» **JOB**
Quote only the lines that start at the line with "What text is on this page?" and run to the end of the entries; omit the pictures.

━━━━━ RECORDS SUPPLIED

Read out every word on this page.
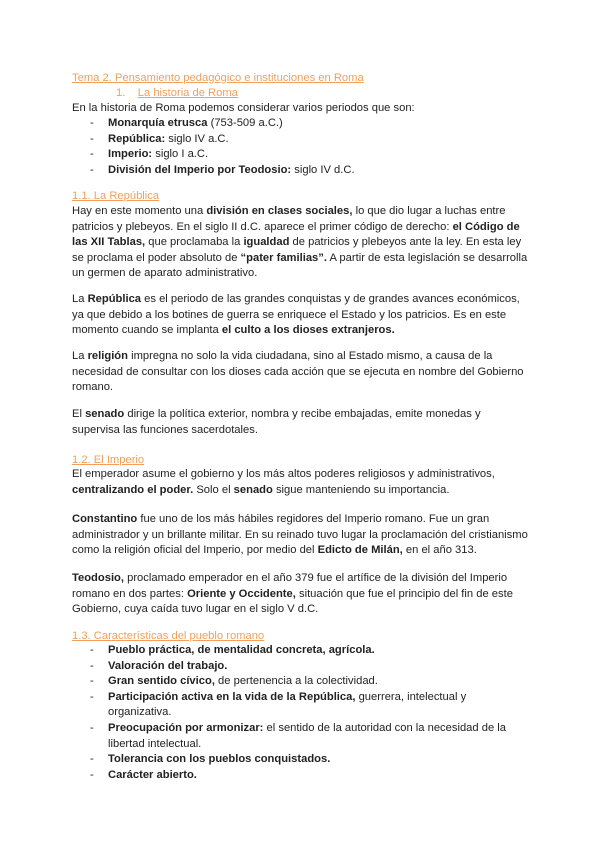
Tema 2. Pensamiento pedagógico e instituciones en Roma

1. La historia de Roma

En la historia de Roma podemos considerar varios periodos que son:

- Monarquía etrusca (753-509 a.C.)
- República: siglo IV a.C.
- Imperio: siglo I a.C.
- División del Imperio por Teodosio: siglo IV d.C.

1.1. La República

Hay en este momento una división en clases sociales, lo que dio lugar a luchas entre patricios y plebeyos. En el siglo II d.C. aparece el primer código de derecho: el Código de las XII Tablas, que proclamaba la igualdad de patricios y plebeyos ante la ley. En esta ley se proclama el poder absoluto de “pater familias”. A partir de esta legislación se desarrolla un germen de aparato administrativo.

La República es el periodo de las grandes conquistas y de grandes avances económicos, ya que debido a los botines de guerra se enriquece el Estado y los patricios. Es en este momento cuando se implanta el culto a los dioses extranjeros.

La religión impregna no solo la vida ciudadana, sino al Estado mismo, a causa de la necesidad de consultar con los dioses cada acción que se ejecuta en nombre del Gobierno romano.

El senado dirige la política exterior, nombra y recibe embajadas, emite monedas y supervisa las funciones sacerdotales.

1.2. El Imperio

El emperador asume el gobierno y los más altos poderes religiosos y administrativos, centralizando el poder. Solo el senado sigue manteniendo su importancia.

Constantino fue uno de los más hábiles regidores del Imperio romano. Fue un gran administrador y un brillante militar. En su reinado tuvo lugar la proclamación del cristianismo como la religión oficial del Imperio, por medio del Edicto de Milán, en el año 313.

Teodosio, proclamado emperador en el año 379 fue el artífice de la división del Imperio romano en dos partes: Oriente y Occidente, situación que fue el principio del fin de este Gobierno, cuya caída tuvo lugar en el siglo V d.C.

1.3. Características del pueblo romano

- Pueblo práctica, de mentalidad concreta, agrícola.
- Valoración del trabajo.
- Gran sentido cívico, de pertenencia a la colectividad.
- Participación activa en la vida de la República, guerrera, intelectual y organizativa.
- Preocupación por armonizar: el sentido de la autoridad con la necesidad de la libertad intelectual.
- Tolerancia con los pueblos conquistados.
- Carácter abierto.
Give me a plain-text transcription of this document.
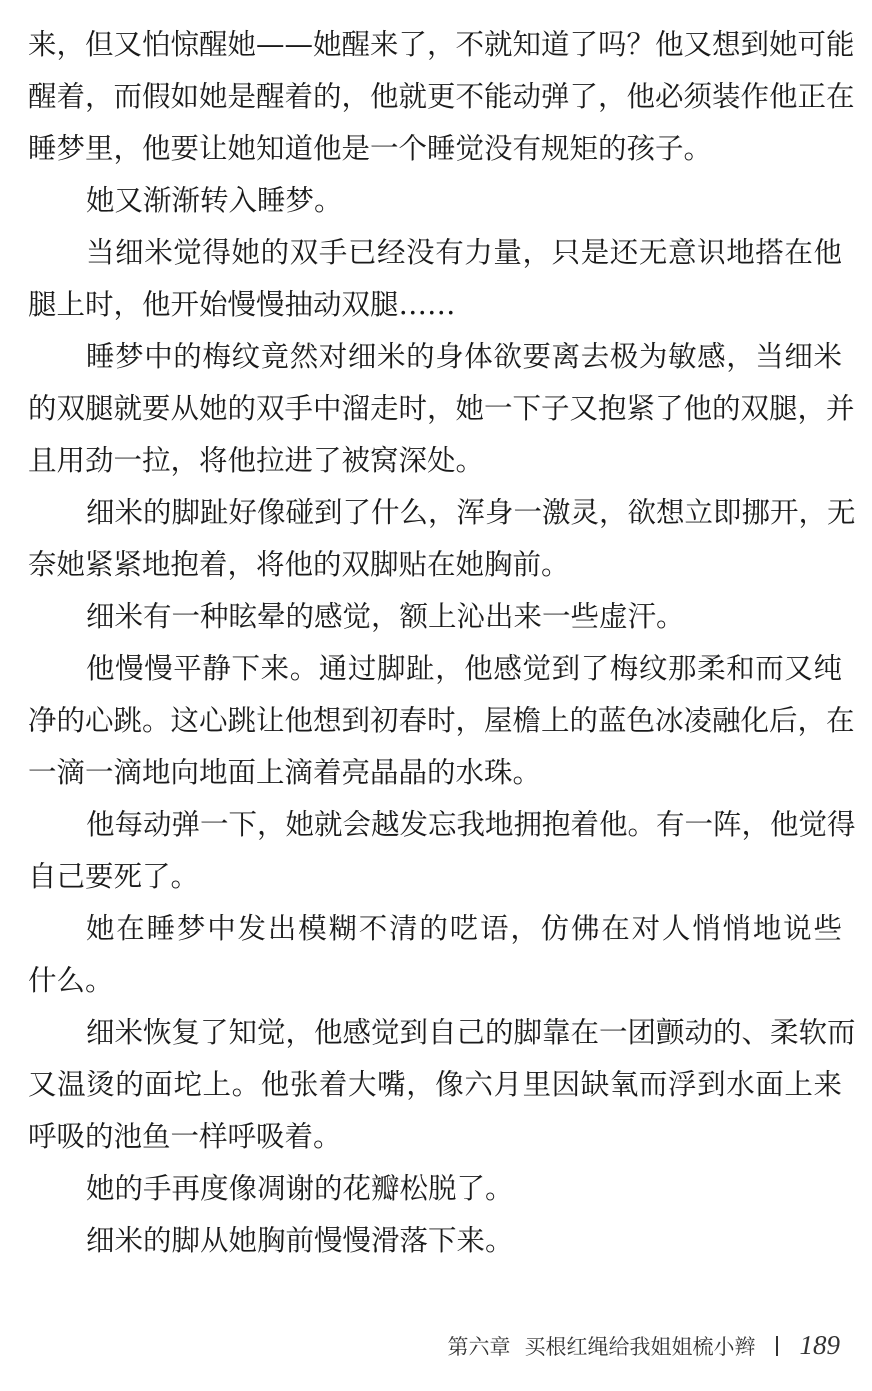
来，但又怕惊醒她——她醒来了，不就知道了吗？他又想到她可能
醒着，而假如她是醒着的，他就更不能动弹了，他必须装作他正在
睡梦里，他要让她知道他是一个睡觉没有规矩的孩子。
她又渐渐转入睡梦。
当细米觉得她的双手已经没有力量，只是还无意识地搭在他
腿上时，他开始慢慢抽动双腿……
睡梦中的梅纹竟然对细米的身体欲要离去极为敏感，当细米
的双腿就要从她的双手中溜走时，她一下子又抱紧了他的双腿，并
且用劲一拉，将他拉进了被窝深处。
细米的脚趾好像碰到了什么，浑身一激灵，欲想立即挪开，无
奈她紧紧地抱着，将他的双脚贴在她胸前。
细米有一种眩晕的感觉，额上沁出来一些虚汗。
他慢慢平静下来。通过脚趾，他感觉到了梅纹那柔和而又纯
净的心跳。这心跳让他想到初春时，屋檐上的蓝色冰凌融化后，在
一滴一滴地向地面上滴着亮晶晶的水珠。
他每动弹一下，她就会越发忘我地拥抱着他。有一阵，他觉得
自己要死了。
她在睡梦中发出模糊不清的呓语，仿佛在对人悄悄地说些
什么。
细米恢复了知觉，他感觉到自己的脚靠在一团颤动的、柔软而
又温烫的面坨上。他张着大嘴，像六月里因缺氧而浮到水面上来
呼吸的池鱼一样呼吸着。
她的手再度像凋谢的花瓣松脱了。
细米的脚从她胸前慢慢滑落下来。
第六章 买根红绳给我姐姐梳小辫 189
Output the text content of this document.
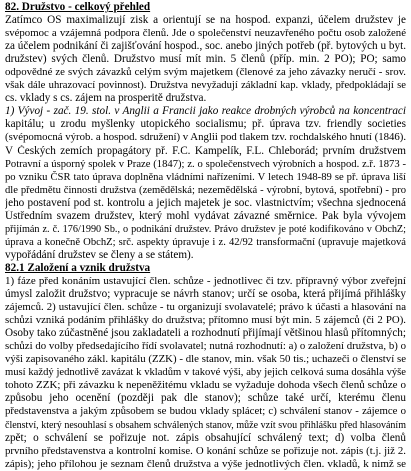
82. Družstvo - celkový přehled
Zatímco OS maximalizují zisk a orientují se na hospod. expanzi, účelem družstev je
svépomoc a vzájemná podpora členů. Jde o společenství neuzavřeného počtu osob založené
za účelem podnikání či zajišťování hospod., soc. anebo jiných potřeb (př. bytových u byt.
družstev) svých členů. Družstvo musí mít min. 5 členů (příp. min. 2 PO); PO; samo
odpovědné ze svých závazků celým svým majetkem (členové za jeho závazky neručí - srov.
však dále uhrazovací povinnost). Družstva nevyžadují základní kap. vklady, předpokládají se
cs. vklady s cs. zájem na prosperitě družstva.
1) Vývoj - zač. 19. stol. v Anglii a Francii jako reakce drobných výrobců na koncentraci
kapitálu; u zrodu myšlenky utopického socialismu; př. úprava tzv. friendly societies
(svépomocná výrob. a hospod. sdružení) v Anglii pod tlakem tzv. rochdalského hnutí (1846).
V Českých zemích propagátory př. F.C. Kampelík, F.L. Chleborád; prvním družstvem
Potravní a úsporný spolek v Praze (1847); z. o společenstvech výrobních a hospod. z.ř. 1873 -
po vzniku ČSR tato úprava doplněna vládními nařízeními. V letech 1948-89 se př. úprava liší
dle předmětu činnosti družstva (zemědělská; nezemědělská - výrobní, bytová, spotřební) - pro
jeho postavení pod st. kontrolu a jejich majetek je soc. vlastnictvím; všechna sjednocená
Ústředním svazem družstev, který mohl vydávat závazné směrnice. Pak byla vývojem
přijímán z. č. 176/1990 Sb., o podnikání družstev. Právo družstev je poté kodifikováno v ObchZ;
úprava a konečně ObchZ; srč. aspekty úpravuje i z. 42/92 transformační (upravuje majetková
vypořádání družstev se členy a se státem).
82.1 Založení a vznik družstva
1) fáze před konáním ustavující člen. schůze - jednotlivec či tzv. přípravný výbor zveřejní
úmysl založit družstvo; vypracuje se návrh stanov; určí se osoba, která přijímá přihlášky
zájemců. 2) ustavující člen. schůze - tu organizují svolavatelé; právo k účasti a hlasování na
schůzi vzniká podáním přihlášky do družstva; přítomno musí být min. 5 zájemců (či 2 PO).
Osoby tako zúčastněné jsou zakladateli a rozhodnutí přijímají většinou hlasů přítomných;
schůzi do volby předsedajícího řídí svolavatel; nutná rozhodnutí: a) o založení družstva, b) o
výši zapisovaného zákl. kapitálu (ZZK) - dle stanov, min. však 50 tis.; uchazeči o členství se
musí každý jednotlivě zavázat k vkladům v takové výši, aby jejich celková suma dosáhla výše
tohoto ZZK; při závazku k nepeněžitému vkladu se vyžaduje dohoda všech členů schůze o
způsobu jeho ocenění (později pak dle stanov); schůze také určí, kterému členu
představenstva a jakým způsobem se budou vklady splácet; c) schválení stanov - zájemce o
členství, který nesouhlasí s obsahem schválených stanov, může vzít svou přihlášku před hlasováním
zpět; o schválení se pořizuje not. zápis obsahující schválený text; d) volba členů
prvního představenstva a kontrolní komise. O konání schůze se pořizuje not. zápis (t.j. již 2.
zápis); jeho přílohou je seznam členů družstva a výše jednotlivých člen. vkladů, k nimž se
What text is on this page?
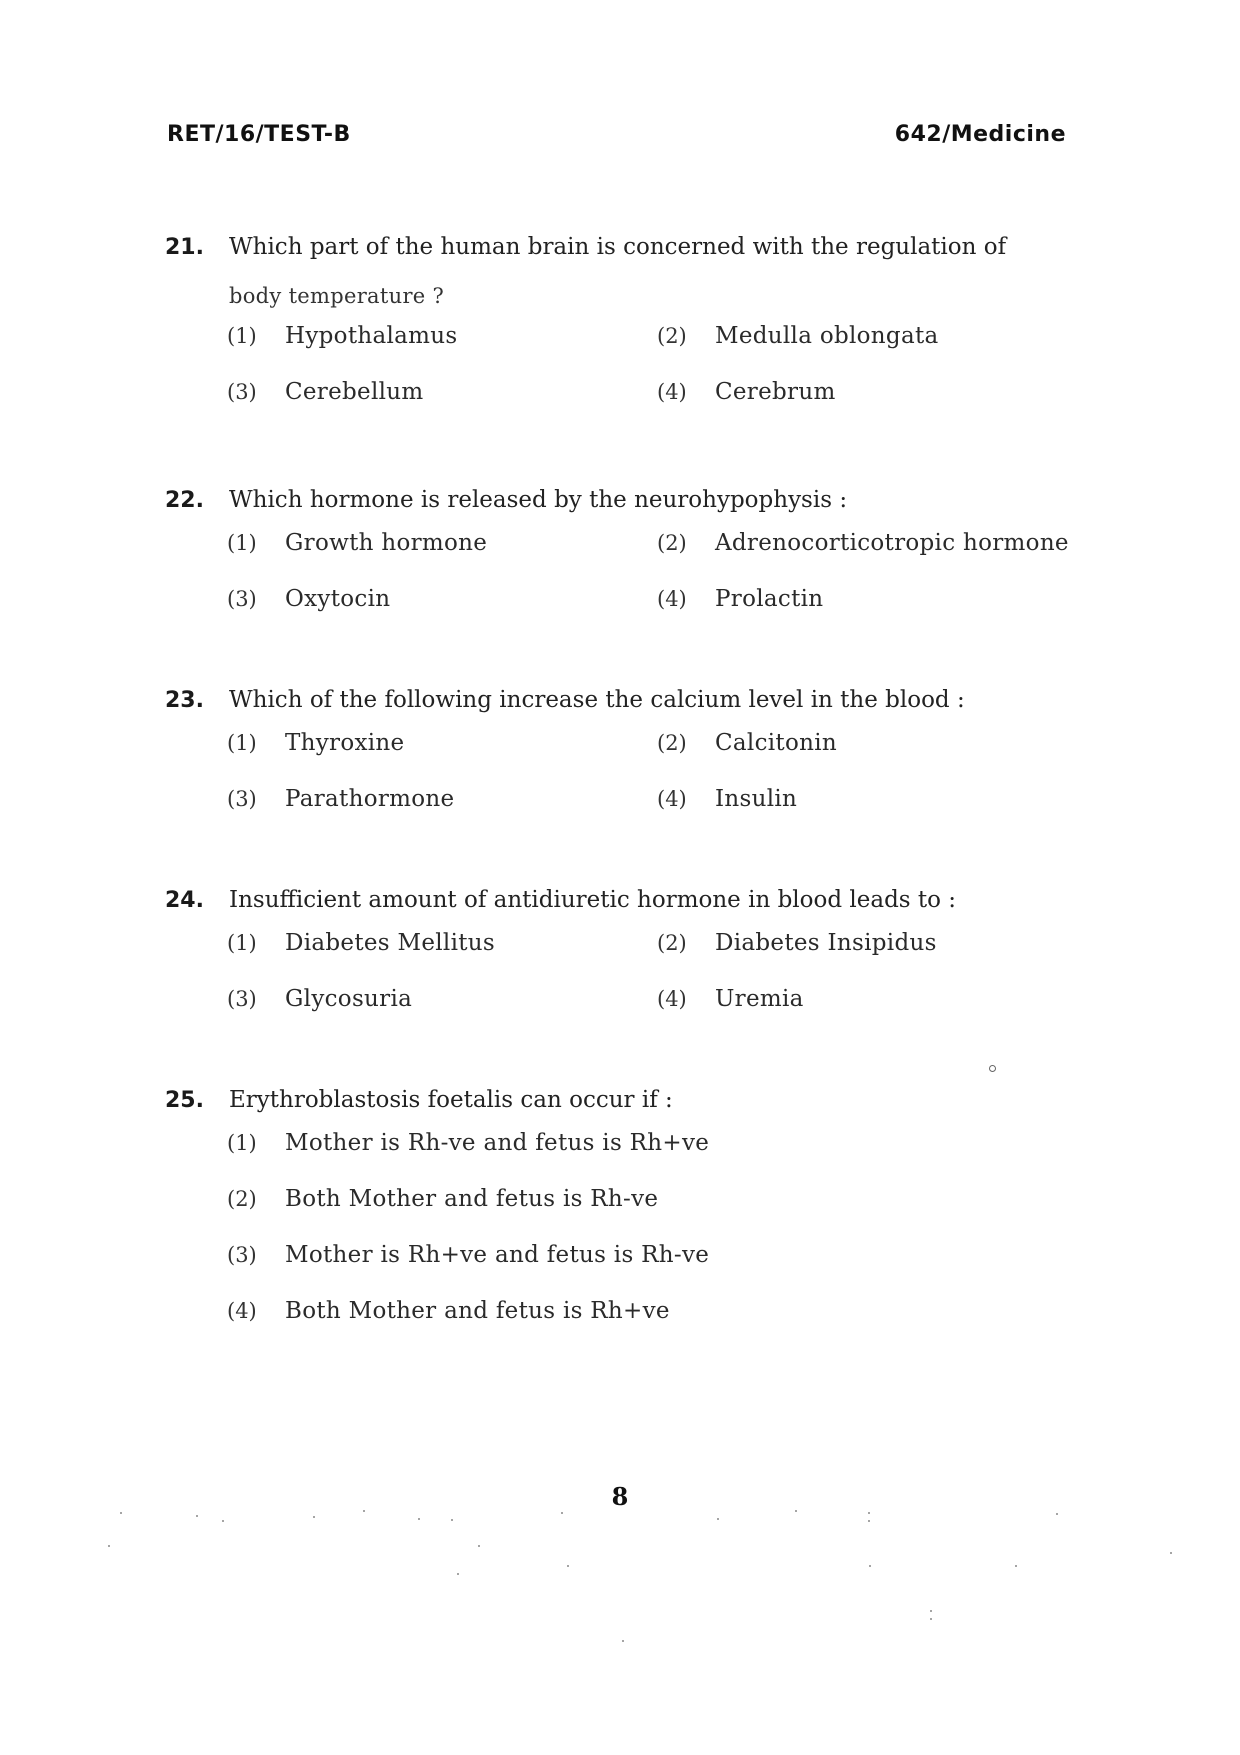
RET/16/TEST-B	642/Medicine
21.	Which part of the human brain is concerned with the regulation of
body temperature ?
(1)	Hypothalamus	(2)	Medulla oblongata
(3)	Cerebellum	(4)	Cerebrum
22.	Which hormone is released by the neurohypophysis :
(1)	Growth hormone	(2)	Adrenocorticotropic hormone
(3)	Oxytocin	(4)	Prolactin
23.	Which of the following increase the calcium level in the blood :
(1)	Thyroxine	(2)	Calcitonin
(3)	Parathormone	(4)	Insulin
24.	Insufficient amount of antidiuretic hormone in blood leads to :
(1)	Diabetes Mellitus	(2)	Diabetes Insipidus
(3)	Glycosuria	(4)	Uremia
25.	Erythroblastosis foetalis can occur if :
(1)	Mother is Rh-ve and fetus is Rh+ve
(2)	Both Mother and fetus is Rh-ve
(3)	Mother is Rh+ve and fetus is Rh-ve
(4)	Both Mother and fetus is Rh+ve
8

━━━━━━━━━━

» **TASK RESULT**
What text is on this page?
RET/16/TEST-B	642/Medicine
21.	Which part of the human brain is concerned with the regulation of
body temperature ?
(1)	Hypothalamus	(2)	Medulla oblongata
(3)	Cerebellum	(4)	Cerebrum
22.	Which hormone is released by the neurohypophysis :
(1)	Growth hormone	(2)	Adrenocorticotropic hormone
(3)	Oxytocin	(4)	Prolactin
23.	Which of the following increase the calcium level in the blood :
(1)	Thyroxine	(2)	Calcitonin
(3)	Parathormone	(4)	Insulin
24.	Insufficient amount of antidiuretic hormone in blood leads to :
(1)	Diabetes Mellitus	(2)	Diabetes Insipidus
(3)	Glycosuria	(4)	Uremia
25.	Erythroblastosis foetalis can occur if :
(1)	Mother is Rh-ve and fetus is Rh+ve
(2)	Both Mother and fetus is Rh-ve
(3)	Mother is Rh+ve and fetus is Rh-ve
(4)	Both Mother and fetus is Rh+ve
8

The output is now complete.